### Exercise objective
Report the number of lines in these entries that contain "value". Write only the number.

### Entries
□ □ □ □ □ □ □

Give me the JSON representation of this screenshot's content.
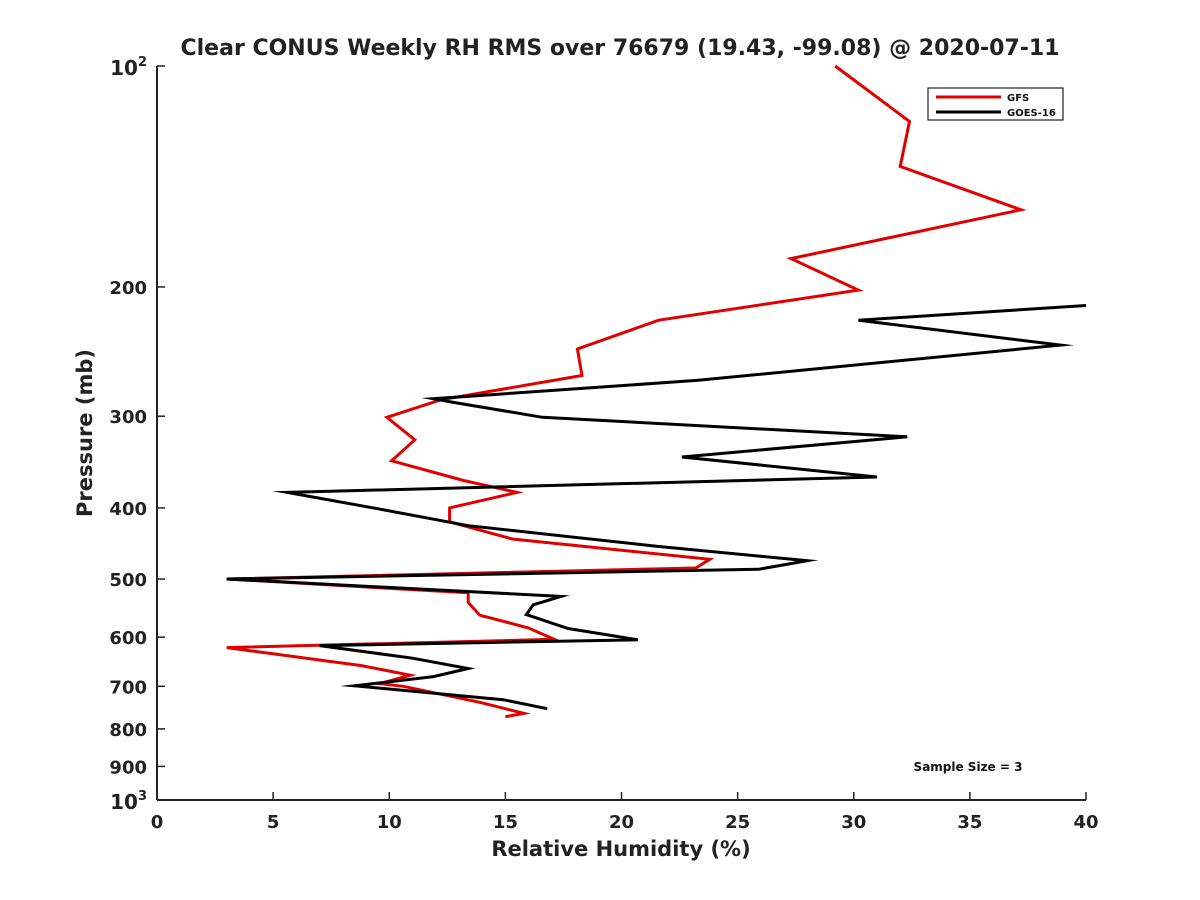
{
  "chart_data": {
    "type": "line",
    "title": "Clear CONUS Weekly RH RMS over 76679 (19.43, -99.08) @ 2020-07-11",
    "xlabel": "Relative Humidity (%)",
    "ylabel": "Pressure (mb)",
    "xlim": [
      0,
      40
    ],
    "ylim": [
      100,
      1000
    ],
    "yscale": "log",
    "y_reversed": true,
    "grid": false,
    "legend_position": "top-right",
    "x_ticks": [
      "0",
      "5",
      "10",
      "15",
      "20",
      "25",
      "30",
      "35",
      "40"
    ],
    "y_ticks": [
      {
        "value": 100,
        "base": "10",
        "exp": "2"
      },
      {
        "value": 200,
        "label": "200"
      },
      {
        "value": 300,
        "label": "300"
      },
      {
        "value": 400,
        "label": "400"
      },
      {
        "value": 500,
        "label": "500"
      },
      {
        "value": 600,
        "label": "600"
      },
      {
        "value": 700,
        "label": "700"
      },
      {
        "value": 800,
        "label": "800"
      },
      {
        "value": 900,
        "label": "900"
      },
      {
        "value": 1000,
        "base": "10",
        "exp": "3"
      }
    ],
    "annotation": "Sample Size = 3",
    "series": [
      {
        "name": "GFS",
        "color": "#e00000",
        "points": [
          [
            29.2,
            100
          ],
          [
            32.4,
            119
          ],
          [
            32.0,
            137
          ],
          [
            37.2,
            157
          ],
          [
            27.3,
            183
          ],
          [
            30.2,
            202
          ],
          [
            21.6,
            222
          ],
          [
            18.1,
            243
          ],
          [
            18.3,
            264
          ],
          [
            12.2,
            285
          ],
          [
            9.9,
            301
          ],
          [
            11.1,
            323
          ],
          [
            10.1,
            345
          ],
          [
            13.2,
            367
          ],
          [
            15.5,
            381
          ],
          [
            12.6,
            400
          ],
          [
            12.6,
            418
          ],
          [
            15.3,
            441
          ],
          [
            23.8,
            470
          ],
          [
            23.2,
            483
          ],
          [
            3.0,
            500
          ],
          [
            13.4,
            522
          ],
          [
            13.4,
            538
          ],
          [
            13.9,
            560
          ],
          [
            16.0,
            583
          ],
          [
            17.1,
            604
          ],
          [
            3.0,
            620
          ],
          [
            8.8,
            656
          ],
          [
            10.9,
            676
          ],
          [
            9.6,
            694
          ],
          [
            10.6,
            700
          ],
          [
            13.9,
            736
          ],
          [
            15.8,
            762
          ],
          [
            15.0,
            770
          ]
        ]
      },
      {
        "name": "GOES-16",
        "color": "#000000",
        "points": [
          [
            40.0,
            212
          ],
          [
            30.2,
            222
          ],
          [
            38.9,
            240
          ],
          [
            23.3,
            268
          ],
          [
            11.9,
            284
          ],
          [
            12.7,
            287
          ],
          [
            16.6,
            301
          ],
          [
            32.3,
            320
          ],
          [
            22.6,
            341
          ],
          [
            31.0,
            363
          ],
          [
            5.6,
            381
          ],
          [
            9.5,
            401
          ],
          [
            13.4,
            423
          ],
          [
            21.5,
            451
          ],
          [
            28.0,
            472
          ],
          [
            25.9,
            485
          ],
          [
            3.0,
            500
          ],
          [
            17.4,
            528
          ],
          [
            16.2,
            542
          ],
          [
            15.9,
            559
          ],
          [
            17.7,
            584
          ],
          [
            20.7,
            605
          ],
          [
            7.0,
            616
          ],
          [
            11.0,
            641
          ],
          [
            13.4,
            662
          ],
          [
            11.9,
            679
          ],
          [
            8.5,
            699
          ],
          [
            14.9,
            730
          ],
          [
            16.8,
            751
          ]
        ]
      }
    ]
  }
}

□ □ □ □ □ □ □

### Full answer
10